#### [Written exercise]
Leave out the images and repeat the listing below without a single change.

:: Data lines

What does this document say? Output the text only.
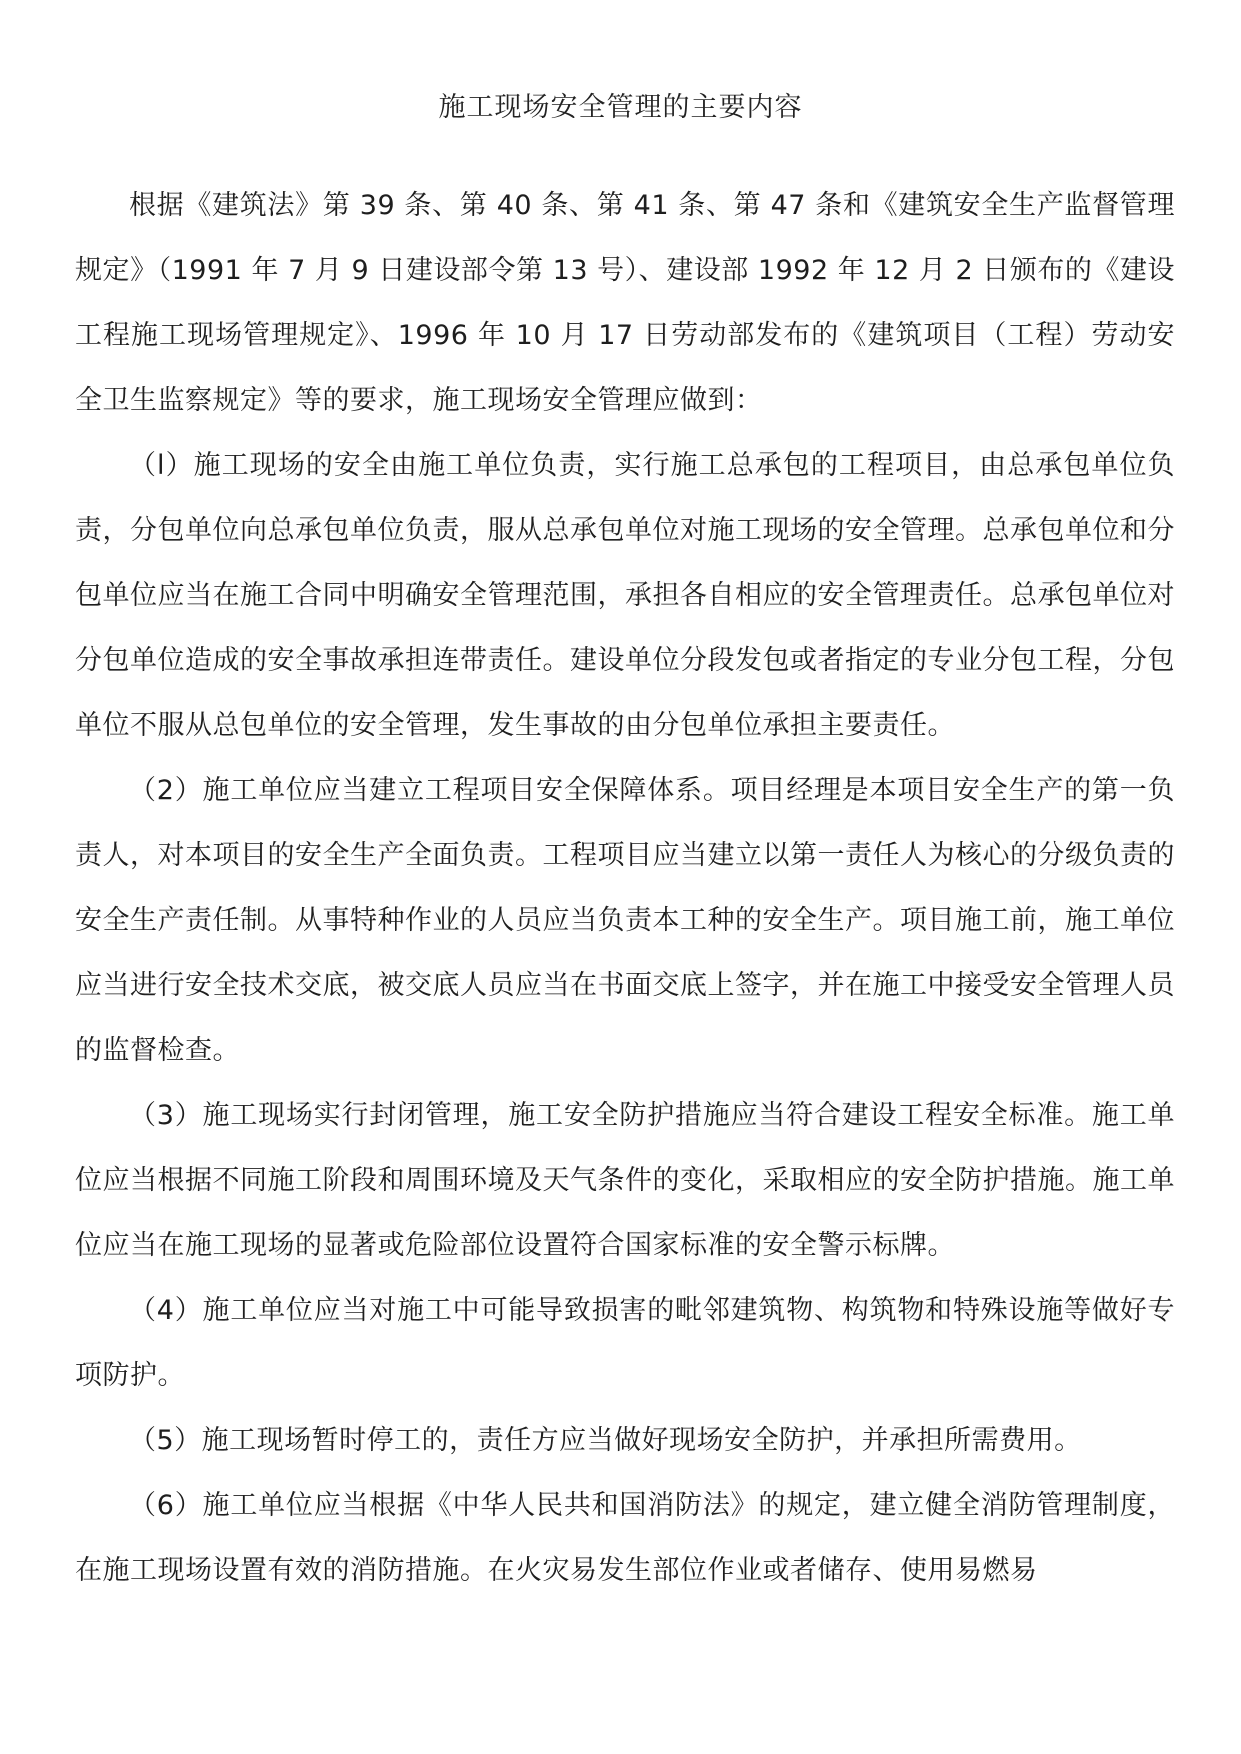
施工现场安全管理的主要内容

根据《建筑法》第 39 条、第 40 条、第 41 条、第 47 条和《建筑安全生产监督管理规定》（1991 年 7 月 9 日建设部令第 13 号）、建设部 1992 年 12 月 2 日颁布的《建设工程施工现场管理规定》、1996 年 10 月 17 日劳动部发布的《建筑项目（工程）劳动安全卫生监察规定》等的要求，施工现场安全管理应做到：

（l）施工现场的安全由施工单位负责，实行施工总承包的工程项目，由总承包单位负责，分包单位向总承包单位负责，服从总承包单位对施工现场的安全管理。总承包单位和分包单位应当在施工合同中明确安全管理范围，承担各自相应的安全管理责任。总承包单位对分包单位造成的安全事故承担连带责任。建设单位分段发包或者指定的专业分包工程，分包单位不服从总包单位的安全管理，发生事故的由分包单位承担主要责任。

（2）施工单位应当建立工程项目安全保障体系。项目经理是本项目安全生产的第一负责人，对本项目的安全生产全面负责。工程项目应当建立以第一责任人为核心的分级负责的安全生产责任制。从事特种作业的人员应当负责本工种的安全生产。项目施工前，施工单位应当进行安全技术交底，被交底人员应当在书面交底上签字，并在施工中接受安全管理人员的监督检查。

（3）施工现场实行封闭管理，施工安全防护措施应当符合建设工程安全标准。施工单位应当根据不同施工阶段和周围环境及天气条件的变化，采取相应的安全防护措施。施工单位应当在施工现场的显著或危险部位设置符合国家标准的安全警示标牌。

（4）施工单位应当对施工中可能导致损害的毗邻建筑物、构筑物和特殊设施等做好专项防护。

（5）施工现场暂时停工的，责任方应当做好现场安全防护，并承担所需费用。

（6）施工单位应当根据《中华人民共和国消防法》的规定，建立健全消防管理制度，在施工现场设置有效的消防措施。在火灾易发生部位作业或者储存、使用易燃易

::::

#### [Reply]
What does this document say? Output the text only.
施工现场安全管理的主要内容

根据《建筑法》第 39 条、第 40 条、第 41 条、第 47 条和《建筑安全生产监督管理规定》（1991 年 7 月 9 日建设部令第 13 号）、建设部 1992 年 12 月 2 日颁布的《建设工程施工现场管理规定》、1996 年 10 月 17 日劳动部发布的《建筑项目（工程）劳动安全卫生监察规定》等的要求，施工现场安全管理应做到：

（l）施工现场的安全由施工单位负责，实行施工总承包的工程项目，由总承包单位负责，分包单位向总承包单位负责，服从总承包单位对施工现场的安全管理。总承包单位和分包单位应当在施工合同中明确安全管理范围，承担各自相应的安全管理责任。总承包单位对分包单位造成的安全事故承担连带责任。建设单位分段发包或者指定的专业分包工程，分包单位不服从总包单位的安全管理，发生事故的由分包单位承担主要责任。

（2）施工单位应当建立工程项目安全保障体系。项目经理是本项目安全生产的第一负责人，对本项目的安全生产全面负责。工程项目应当建立以第一责任人为核心的分级负责的安全生产责任制。从事特种作业的人员应当负责本工种的安全生产。项目施工前，施工单位应当进行安全技术交底，被交底人员应当在书面交底上签字，并在施工中接受安全管理人员的监督检查。

（3）施工现场实行封闭管理，施工安全防护措施应当符合建设工程安全标准。施工单位应当根据不同施工阶段和周围环境及天气条件的变化，采取相应的安全防护措施。施工单位应当在施工现场的显著或危险部位设置符合国家标准的安全警示标牌。

（4）施工单位应当对施工中可能导致损害的毗邻建筑物、构筑物和特殊设施等做好专项防护。

（5）施工现场暂时停工的，责任方应当做好现场安全防护，并承担所需费用。

（6）施工单位应当根据《中华人民共和国消防法》的规定，建立健全消防管理制度，在施工现场设置有效的消防措施。在火灾易发生部位作业或者储存、使用易燃易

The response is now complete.